- [Work required]
In full and without alteration, give the listing again.

___ Extracted material ___

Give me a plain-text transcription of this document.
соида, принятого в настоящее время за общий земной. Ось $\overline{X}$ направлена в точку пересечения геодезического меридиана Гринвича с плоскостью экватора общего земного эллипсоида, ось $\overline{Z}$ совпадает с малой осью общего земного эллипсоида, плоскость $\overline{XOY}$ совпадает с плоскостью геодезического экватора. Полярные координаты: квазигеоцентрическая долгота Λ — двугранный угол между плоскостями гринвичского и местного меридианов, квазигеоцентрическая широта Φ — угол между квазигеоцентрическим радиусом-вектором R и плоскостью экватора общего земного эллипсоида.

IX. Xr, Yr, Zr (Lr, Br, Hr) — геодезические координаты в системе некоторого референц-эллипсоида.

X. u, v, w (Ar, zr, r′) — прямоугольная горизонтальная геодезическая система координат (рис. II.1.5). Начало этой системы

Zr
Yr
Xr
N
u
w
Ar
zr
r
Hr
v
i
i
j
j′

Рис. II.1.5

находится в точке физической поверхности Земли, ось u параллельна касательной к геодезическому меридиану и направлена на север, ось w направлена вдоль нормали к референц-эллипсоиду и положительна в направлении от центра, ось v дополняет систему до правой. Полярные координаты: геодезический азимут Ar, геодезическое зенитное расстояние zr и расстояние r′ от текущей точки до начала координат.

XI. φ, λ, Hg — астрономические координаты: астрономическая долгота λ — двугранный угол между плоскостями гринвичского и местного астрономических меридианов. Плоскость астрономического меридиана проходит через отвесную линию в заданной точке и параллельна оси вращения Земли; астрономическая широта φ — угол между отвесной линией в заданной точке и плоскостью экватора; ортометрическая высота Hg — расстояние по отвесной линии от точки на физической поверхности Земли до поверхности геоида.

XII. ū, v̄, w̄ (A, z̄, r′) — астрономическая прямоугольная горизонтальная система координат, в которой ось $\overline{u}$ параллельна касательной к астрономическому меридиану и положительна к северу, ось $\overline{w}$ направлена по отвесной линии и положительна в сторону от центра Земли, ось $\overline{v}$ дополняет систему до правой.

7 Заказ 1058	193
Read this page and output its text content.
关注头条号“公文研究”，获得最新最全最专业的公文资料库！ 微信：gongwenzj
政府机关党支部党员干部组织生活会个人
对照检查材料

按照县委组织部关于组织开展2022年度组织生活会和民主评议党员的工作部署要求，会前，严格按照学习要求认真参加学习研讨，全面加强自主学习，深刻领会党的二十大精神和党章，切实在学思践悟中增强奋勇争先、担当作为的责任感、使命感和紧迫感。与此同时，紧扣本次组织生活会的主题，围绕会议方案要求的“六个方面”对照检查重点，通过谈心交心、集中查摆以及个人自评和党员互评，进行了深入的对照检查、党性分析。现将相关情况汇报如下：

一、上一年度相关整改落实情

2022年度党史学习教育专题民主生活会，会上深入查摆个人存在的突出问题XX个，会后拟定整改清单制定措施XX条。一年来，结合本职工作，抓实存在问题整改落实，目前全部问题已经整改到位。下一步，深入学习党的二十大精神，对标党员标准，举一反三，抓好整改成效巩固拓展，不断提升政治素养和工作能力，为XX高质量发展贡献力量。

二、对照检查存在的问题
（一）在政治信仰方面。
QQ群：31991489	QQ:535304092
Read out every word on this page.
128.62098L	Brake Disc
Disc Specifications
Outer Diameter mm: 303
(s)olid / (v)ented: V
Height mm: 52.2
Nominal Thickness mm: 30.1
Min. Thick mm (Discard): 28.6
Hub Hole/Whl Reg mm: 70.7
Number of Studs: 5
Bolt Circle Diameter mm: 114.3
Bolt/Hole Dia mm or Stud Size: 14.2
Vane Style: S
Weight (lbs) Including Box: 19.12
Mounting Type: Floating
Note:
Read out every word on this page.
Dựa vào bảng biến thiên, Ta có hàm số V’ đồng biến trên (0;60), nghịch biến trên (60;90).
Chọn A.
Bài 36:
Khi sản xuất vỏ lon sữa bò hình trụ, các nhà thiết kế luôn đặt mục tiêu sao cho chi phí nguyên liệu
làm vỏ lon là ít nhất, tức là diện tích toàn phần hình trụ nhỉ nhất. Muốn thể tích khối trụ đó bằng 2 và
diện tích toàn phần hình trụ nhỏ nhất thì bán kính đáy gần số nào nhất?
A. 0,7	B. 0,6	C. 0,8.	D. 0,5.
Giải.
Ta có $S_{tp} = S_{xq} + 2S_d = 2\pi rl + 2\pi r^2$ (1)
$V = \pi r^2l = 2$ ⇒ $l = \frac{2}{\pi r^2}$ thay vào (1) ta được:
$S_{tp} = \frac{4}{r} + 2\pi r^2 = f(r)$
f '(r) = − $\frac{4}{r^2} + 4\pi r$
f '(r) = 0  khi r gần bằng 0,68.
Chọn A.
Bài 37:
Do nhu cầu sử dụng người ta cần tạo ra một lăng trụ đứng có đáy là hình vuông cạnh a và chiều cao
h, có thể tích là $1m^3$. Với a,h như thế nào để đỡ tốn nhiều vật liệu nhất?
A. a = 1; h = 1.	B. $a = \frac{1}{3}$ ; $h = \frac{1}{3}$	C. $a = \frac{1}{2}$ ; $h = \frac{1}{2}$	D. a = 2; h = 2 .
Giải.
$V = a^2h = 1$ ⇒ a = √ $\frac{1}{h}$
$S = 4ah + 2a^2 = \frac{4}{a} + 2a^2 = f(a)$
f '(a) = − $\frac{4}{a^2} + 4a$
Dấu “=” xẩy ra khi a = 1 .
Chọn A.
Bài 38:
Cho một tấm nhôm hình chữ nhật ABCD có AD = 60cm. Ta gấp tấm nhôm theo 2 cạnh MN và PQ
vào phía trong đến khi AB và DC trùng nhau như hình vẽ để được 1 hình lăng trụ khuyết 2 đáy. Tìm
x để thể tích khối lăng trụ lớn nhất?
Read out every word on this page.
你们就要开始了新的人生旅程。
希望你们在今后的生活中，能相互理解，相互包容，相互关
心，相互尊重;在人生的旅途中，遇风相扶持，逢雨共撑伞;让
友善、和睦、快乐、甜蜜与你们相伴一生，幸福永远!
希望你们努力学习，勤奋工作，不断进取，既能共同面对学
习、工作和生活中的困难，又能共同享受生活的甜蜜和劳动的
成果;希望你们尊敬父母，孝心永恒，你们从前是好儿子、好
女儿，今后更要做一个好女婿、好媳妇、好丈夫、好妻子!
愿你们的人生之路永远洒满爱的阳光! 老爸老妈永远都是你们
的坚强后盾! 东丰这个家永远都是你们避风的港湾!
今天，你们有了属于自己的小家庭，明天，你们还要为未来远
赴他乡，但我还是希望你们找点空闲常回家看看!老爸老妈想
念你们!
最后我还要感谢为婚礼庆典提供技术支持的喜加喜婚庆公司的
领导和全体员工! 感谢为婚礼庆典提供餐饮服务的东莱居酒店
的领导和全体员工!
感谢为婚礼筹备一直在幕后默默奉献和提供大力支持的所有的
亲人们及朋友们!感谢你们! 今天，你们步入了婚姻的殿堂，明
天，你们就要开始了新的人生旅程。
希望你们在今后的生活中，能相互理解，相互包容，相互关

___

- [Exercise answer]
Give me a plain-text transcription of this document.
соида, принятого в настоящее время за общий земной. Ось $\overline{X}$ направлена в точку пересечения геодезического меридиана Гринвича с плоскостью экватора общего земного эллипсоида, ось $\overline{Z}$ совпадает с малой осью общего земного эллипсоида, плоскость $\overline{XOY}$ совпадает с плоскостью геодезического экватора. Полярные координаты: квазигеоцентрическая долгота Λ — двугранный угол между плоскостями гринвичского и местного меридианов, квазигеоцентрическая широта Φ — угол между квазигеоцентрическим радиусом-вектором R и плоскостью экватора общего земного эллипсоида.

IX. Xr, Yr, Zr (Lr, Br, Hr) — геодезические координаты в системе некоторого референц-эллипсоида.

X. u, v, w (Ar, zr, r′) — прямоугольная горизонтальная геодезическая система координат (рис. II.1.5). Начало этой системы

Zr
Yr
Xr
N
u
w
Ar
zr
r
Hr
v
i
i
j
j′

Рис. II.1.5

находится в точке физической поверхности Земли, ось u параллельна касательной к геодезическому меридиану и направлена на север, ось w направлена вдоль нормали к референц-эллипсоиду и положительна в направлении от центра, ось v дополняет систему до правой. Полярные координаты: геодезический азимут Ar, геодезическое зенитное расстояние zr и расстояние r′ от текущей точки до начала координат.

XI. φ, λ, Hg — астрономические координаты: астрономическая долгота λ — двугранный угол между плоскостями гринвичского и местного астрономических меридианов. Плоскость астрономического меридиана проходит через отвесную линию в заданной точке и параллельна оси вращения Земли; астрономическая широта φ — угол между отвесной линией в заданной точке и плоскостью экватора; ортометрическая высота Hg — расстояние по отвесной линии от точки на физической поверхности Земли до поверхности геоида.

XII. ū, v̄, w̄ (A, z̄, r′) — астрономическая прямоугольная горизонтальная система координат, в которой ось $\overline{u}$ параллельна касательной к астрономическому меридиану и положительна к северу, ось $\overline{w}$ направлена по отвесной линии и положительна в сторону от центра Земли, ось $\overline{v}$ дополняет систему до правой.

7 Заказ 1058	193
Read this page and output its text content.
关注头条号“公文研究”，获得最新最全最专业的公文资料库！ 微信：gongwenzj
政府机关党支部党员干部组织生活会个人
对照检查材料

按照县委组织部关于组织开展2022年度组织生活会和民主评议党员的工作部署要求，会前，严格按照学习要求认真参加学习研讨，全面加强自主学习，深刻领会党的二十大精神和党章，切实在学思践悟中增强奋勇争先、担当作为的责任感、使命感和紧迫感。与此同时，紧扣本次组织生活会的主题，围绕会议方案要求的“六个方面”对照检查重点，通过谈心交心、集中查摆以及个人自评和党员互评，进行了深入的对照检查、党性分析。现将相关情况汇报如下：

一、上一年度相关整改落实情

2022年度党史学习教育专题民主生活会，会上深入查摆个人存在的突出问题XX个，会后拟定整改清单制定措施XX条。一年来，结合本职工作，抓实存在问题整改落实，目前全部问题已经整改到位。下一步，深入学习党的二十大精神，对标党员标准，举一反三，抓好整改成效巩固拓展，不断提升政治素养和工作能力，为XX高质量发展贡献力量。

二、对照检查存在的问题
（一）在政治信仰方面。
QQ群：31991489	QQ:535304092
Read out every word on this page.
128.62098L	Brake Disc
Disc Specifications
Outer Diameter mm: 303
(s)olid / (v)ented: V
Height mm: 52.2
Nominal Thickness mm: 30.1
Min. Thick mm (Discard): 28.6
Hub Hole/Whl Reg mm: 70.7
Number of Studs: 5
Bolt Circle Diameter mm: 114.3
Bolt/Hole Dia mm or Stud Size: 14.2
Vane Style: S
Weight (lbs) Including Box: 19.12
Mounting Type: Floating
Note:
Read out every word on this page.
Dựa vào bảng biến thiên, Ta có hàm số V’ đồng biến trên (0;60), nghịch biến trên (60;90).
Chọn A.
Bài 36:
Khi sản xuất vỏ lon sữa bò hình trụ, các nhà thiết kế luôn đặt mục tiêu sao cho chi phí nguyên liệu
làm vỏ lon là ít nhất, tức là diện tích toàn phần hình trụ nhỉ nhất. Muốn thể tích khối trụ đó bằng 2 và
diện tích toàn phần hình trụ nhỏ nhất thì bán kính đáy gần số nào nhất?
A. 0,7	B. 0,6	C. 0,8.	D. 0,5.
Giải.
Ta có $S_{tp} = S_{xq} + 2S_d = 2\pi rl + 2\pi r^2$ (1)
$V = \pi r^2l = 2$ ⇒ $l = \frac{2}{\pi r^2}$ thay vào (1) ta được:
$S_{tp} = \frac{4}{r} + 2\pi r^2 = f(r)$
f '(r) = − $\frac{4}{r^2} + 4\pi r$
f '(r) = 0  khi r gần bằng 0,68.
Chọn A.
Bài 37:
Do nhu cầu sử dụng người ta cần tạo ra một lăng trụ đứng có đáy là hình vuông cạnh a và chiều cao
h, có thể tích là $1m^3$. Với a,h như thế nào để đỡ tốn nhiều vật liệu nhất?
A. a = 1; h = 1.	B. $a = \frac{1}{3}$ ; $h = \frac{1}{3}$	C. $a = \frac{1}{2}$ ; $h = \frac{1}{2}$	D. a = 2; h = 2 .
Giải.
$V = a^2h = 1$ ⇒ a = √ $\frac{1}{h}$
$S = 4ah + 2a^2 = \frac{4}{a} + 2a^2 = f(a)$
f '(a) = − $\frac{4}{a^2} + 4a$
Dấu “=” xẩy ra khi a = 1 .
Chọn A.
Bài 38:
Cho một tấm nhôm hình chữ nhật ABCD có AD = 60cm. Ta gấp tấm nhôm theo 2 cạnh MN và PQ
vào phía trong đến khi AB và DC trùng nhau như hình vẽ để được 1 hình lăng trụ khuyết 2 đáy. Tìm
x để thể tích khối lăng trụ lớn nhất?
Read out every word on this page.
你们就要开始了新的人生旅程。
希望你们在今后的生活中，能相互理解，相互包容，相互关
心，相互尊重;在人生的旅途中，遇风相扶持，逢雨共撑伞;让
友善、和睦、快乐、甜蜜与你们相伴一生，幸福永远!
希望你们努力学习，勤奋工作，不断进取，既能共同面对学
习、工作和生活中的困难，又能共同享受生活的甜蜜和劳动的
成果;希望你们尊敬父母，孝心永恒，你们从前是好儿子、好
女儿，今后更要做一个好女婿、好媳妇、好丈夫、好妻子!
愿你们的人生之路永远洒满爱的阳光! 老爸老妈永远都是你们
的坚强后盾! 东丰这个家永远都是你们避风的港湾!
今天，你们有了属于自己的小家庭，明天，你们还要为未来远
赴他乡，但我还是希望你们找点空闲常回家看看!老爸老妈想
念你们!
最后我还要感谢为婚礼庆典提供技术支持的喜加喜婚庆公司的
领导和全体员工! 感谢为婚礼庆典提供餐饮服务的东莱居酒店
的领导和全体员工!
感谢为婚礼筹备一直在幕后默默奉献和提供大力支持的所有的
亲人们及朋友们!感谢你们! 今天，你们步入了婚姻的殿堂，明
天，你们就要开始了新的人生旅程。
希望你们在今后的生活中，能相互理解，相互包容，相互关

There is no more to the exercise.